▶ _Work to complete_:
Every record must be repeated exactly; omit any pictures they contain.

▶ _Provided data_:

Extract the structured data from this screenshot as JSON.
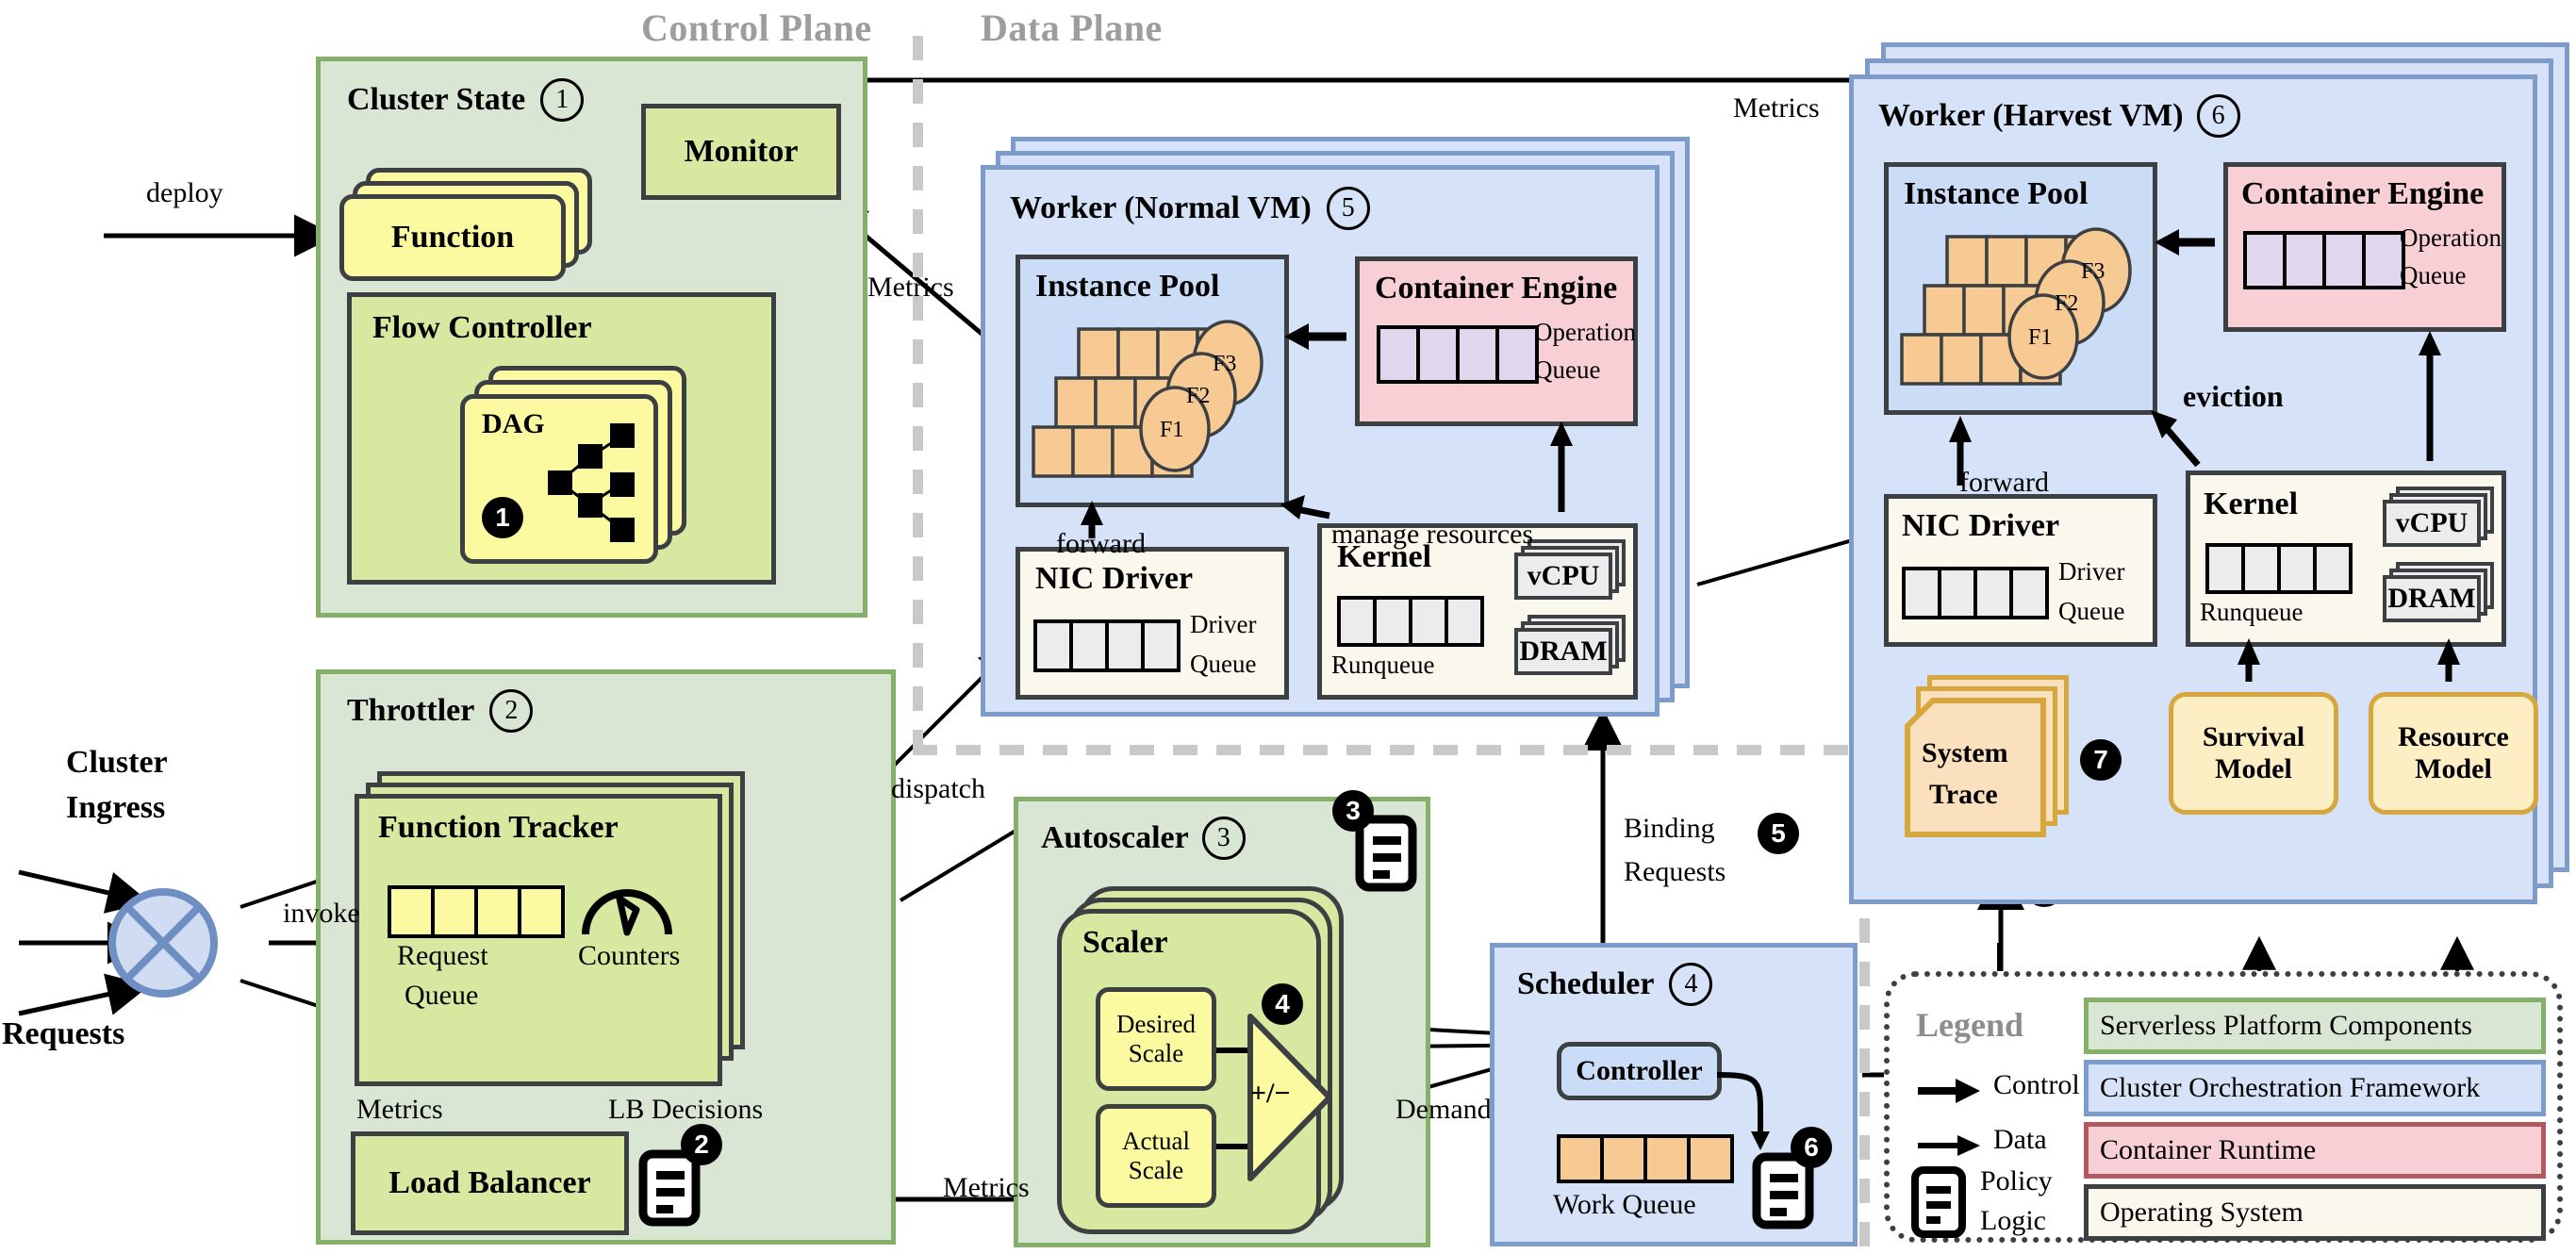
{
  "planes": {
    "control": "Control Plane",
    "data": "Data Plane"
  },
  "cluster_state": {
    "title": "Cluster State",
    "badge": "1",
    "deploy_label": "deploy",
    "function_card": "Function",
    "flow_controller": "Flow Controller",
    "dag_card": "DAG",
    "dag_badge": "1"
  },
  "monitor": {
    "title": "Monitor"
  },
  "throttler": {
    "title": "Throttler",
    "badge": "2",
    "function_tracker": "Function Tracker",
    "request_queue_line1": "Request",
    "request_queue_line2": "Queue",
    "counters": "Counters",
    "metrics": "Metrics",
    "lb_decisions": "LB Decisions",
    "load_balancer": "Load Balancer",
    "policy_badge": "2"
  },
  "ingress": {
    "title_line1": "Cluster",
    "title_line2": "Ingress",
    "requests": "Requests",
    "invoke": "invoke"
  },
  "autoscaler": {
    "title": "Autoscaler",
    "badge": "3",
    "policy_badge": "3",
    "scaler": "Scaler",
    "desired_line1": "Desired",
    "desired_line2": "Scale",
    "actual_line1": "Actual",
    "actual_line2": "Scale",
    "op": "+/−",
    "op_badge": "4",
    "metrics_in": "Metrics",
    "demands": "Demands"
  },
  "scheduler": {
    "title": "Scheduler",
    "badge": "4",
    "controller": "Controller",
    "work_queue": "Work Queue",
    "policy_badge": "6",
    "binding_line1": "Binding",
    "binding_line2": "Requests",
    "binding_badge": "5",
    "trace_badge": "5"
  },
  "worker_normal": {
    "title": "Worker (Normal VM)",
    "badge": "5",
    "instance_pool": "Instance Pool",
    "instances": [
      "F1",
      "F2",
      "F3"
    ],
    "container_engine": "Container Engine",
    "op_queue_line1": "Operation",
    "op_queue_line2": "Queue",
    "nic_driver": "NIC Driver",
    "driver_queue_line1": "Driver",
    "driver_queue_line2": "Queue",
    "kernel": "Kernel",
    "runqueue": "Runqueue",
    "vcpu": "vCPU",
    "dram": "DRAM",
    "forward": "forward",
    "manage_resources": "manage resources",
    "metrics": "Metrics",
    "dispatch": "dispatch"
  },
  "worker_harvest": {
    "title": "Worker (Harvest VM)",
    "badge": "6",
    "instance_pool": "Instance Pool",
    "instances": [
      "F1",
      "F2",
      "F3"
    ],
    "container_engine": "Container Engine",
    "op_queue_line1": "Operation",
    "op_queue_line2": "Queue",
    "nic_driver": "NIC Driver",
    "driver_queue_line1": "Driver",
    "driver_queue_line2": "Queue",
    "kernel": "Kernel",
    "runqueue": "Runqueue",
    "vcpu": "vCPU",
    "dram": "DRAM",
    "forward": "forward",
    "eviction": "eviction",
    "metrics": "Metrics",
    "system_trace_line1": "System",
    "system_trace_line2": "Trace",
    "trace_badge": "7",
    "survival_line1": "Survival",
    "survival_line2": "Model",
    "resource_line1": "Resource",
    "resource_line2": "Model"
  },
  "legend": {
    "title": "Legend",
    "control": "Control",
    "data": "Data",
    "policy_line1": "Policy",
    "policy_line2": "Logic",
    "rows": [
      {
        "label": "Serverless Platform Components",
        "fill": "#d9e6d4",
        "border": "#84b06a"
      },
      {
        "label": "Cluster Orchestration Framework",
        "fill": "#d6e2f7",
        "border": "#7d9cc9"
      },
      {
        "label": "Container Runtime",
        "fill": "#f7cfd4",
        "border": "#b05a5f"
      },
      {
        "label": "Operating System",
        "fill": "#faf7ec",
        "border": "#3c4043"
      }
    ]
  },
  "colors": {
    "green_fill": "#d9e6d4",
    "green_border": "#84b06a",
    "green_inner": "#d7e8a0",
    "yellow": "#fcfaa0",
    "blue_fill": "#d6e2f7",
    "blue_border": "#7d9cc9",
    "pink": "#f7cfd4",
    "os": "#faf7ec",
    "orange": "#f7ca93",
    "tan": "#fdeec4",
    "tan_border": "#d6a73f",
    "plane_label": "#9d9d9d",
    "dash": "#c9c9c9"
  }
}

▶ _Full solution_:
Extract the structured data from this screenshot as JSON.
{
  "planes": {
    "control": "Control Plane",
    "data": "Data Plane"
  },
  "cluster_state": {
    "title": "Cluster State",
    "badge": "1",
    "deploy_label": "deploy",
    "function_card": "Function",
    "flow_controller": "Flow Controller",
    "dag_card": "DAG",
    "dag_badge": "1"
  },
  "monitor": {
    "title": "Monitor"
  },
  "throttler": {
    "title": "Throttler",
    "badge": "2",
    "function_tracker": "Function Tracker",
    "request_queue_line1": "Request",
    "request_queue_line2": "Queue",
    "counters": "Counters",
    "metrics": "Metrics",
    "lb_decisions": "LB Decisions",
    "load_balancer": "Load Balancer",
    "policy_badge": "2"
  },
  "ingress": {
    "title_line1": "Cluster",
    "title_line2": "Ingress",
    "requests": "Requests",
    "invoke": "invoke"
  },
  "autoscaler": {
    "title": "Autoscaler",
    "badge": "3",
    "policy_badge": "3",
    "scaler": "Scaler",
    "desired_line1": "Desired",
    "desired_line2": "Scale",
    "actual_line1": "Actual",
    "actual_line2": "Scale",
    "op": "+/−",
    "op_badge": "4",
    "metrics_in": "Metrics",
    "demands": "Demands"
  },
  "scheduler": {
    "title": "Scheduler",
    "badge": "4",
    "controller": "Controller",
    "work_queue": "Work Queue",
    "policy_badge": "6",
    "binding_line1": "Binding",
    "binding_line2": "Requests",
    "binding_badge": "5",
    "trace_badge": "5"
  },
  "worker_normal": {
    "title": "Worker (Normal VM)",
    "badge": "5",
    "instance_pool": "Instance Pool",
    "instances": [
      "F1",
      "F2",
      "F3"
    ],
    "container_engine": "Container Engine",
    "op_queue_line1": "Operation",
    "op_queue_line2": "Queue",
    "nic_driver": "NIC Driver",
    "driver_queue_line1": "Driver",
    "driver_queue_line2": "Queue",
    "kernel": "Kernel",
    "runqueue": "Runqueue",
    "vcpu": "vCPU",
    "dram": "DRAM",
    "forward": "forward",
    "manage_resources": "manage resources",
    "metrics": "Metrics",
    "dispatch": "dispatch"
  },
  "worker_harvest": {
    "title": "Worker (Harvest VM)",
    "badge": "6",
    "instance_pool": "Instance Pool",
    "instances": [
      "F1",
      "F2",
      "F3"
    ],
    "container_engine": "Container Engine",
    "op_queue_line1": "Operation",
    "op_queue_line2": "Queue",
    "nic_driver": "NIC Driver",
    "driver_queue_line1": "Driver",
    "driver_queue_line2": "Queue",
    "kernel": "Kernel",
    "runqueue": "Runqueue",
    "vcpu": "vCPU",
    "dram": "DRAM",
    "forward": "forward",
    "eviction": "eviction",
    "metrics": "Metrics",
    "system_trace_line1": "System",
    "system_trace_line2": "Trace",
    "trace_badge": "7",
    "survival_line1": "Survival",
    "survival_line2": "Model",
    "resource_line1": "Resource",
    "resource_line2": "Model"
  },
  "legend": {
    "title": "Legend",
    "control": "Control",
    "data": "Data",
    "policy_line1": "Policy",
    "policy_line2": "Logic",
    "rows": [
      {
        "label": "Serverless Platform Components",
        "fill": "#d9e6d4",
        "border": "#84b06a"
      },
      {
        "label": "Cluster Orchestration Framework",
        "fill": "#d6e2f7",
        "border": "#7d9cc9"
      },
      {
        "label": "Container Runtime",
        "fill": "#f7cfd4",
        "border": "#b05a5f"
      },
      {
        "label": "Operating System",
        "fill": "#faf7ec",
        "border": "#3c4043"
      }
    ]
  },
  "colors": {
    "green_fill": "#d9e6d4",
    "green_border": "#84b06a",
    "green_inner": "#d7e8a0",
    "yellow": "#fcfaa0",
    "blue_fill": "#d6e2f7",
    "blue_border": "#7d9cc9",
    "pink": "#f7cfd4",
    "os": "#faf7ec",
    "orange": "#f7ca93",
    "tan": "#fdeec4",
    "tan_border": "#d6a73f",
    "plane_label": "#9d9d9d",
    "dash": "#c9c9c9"
  }
}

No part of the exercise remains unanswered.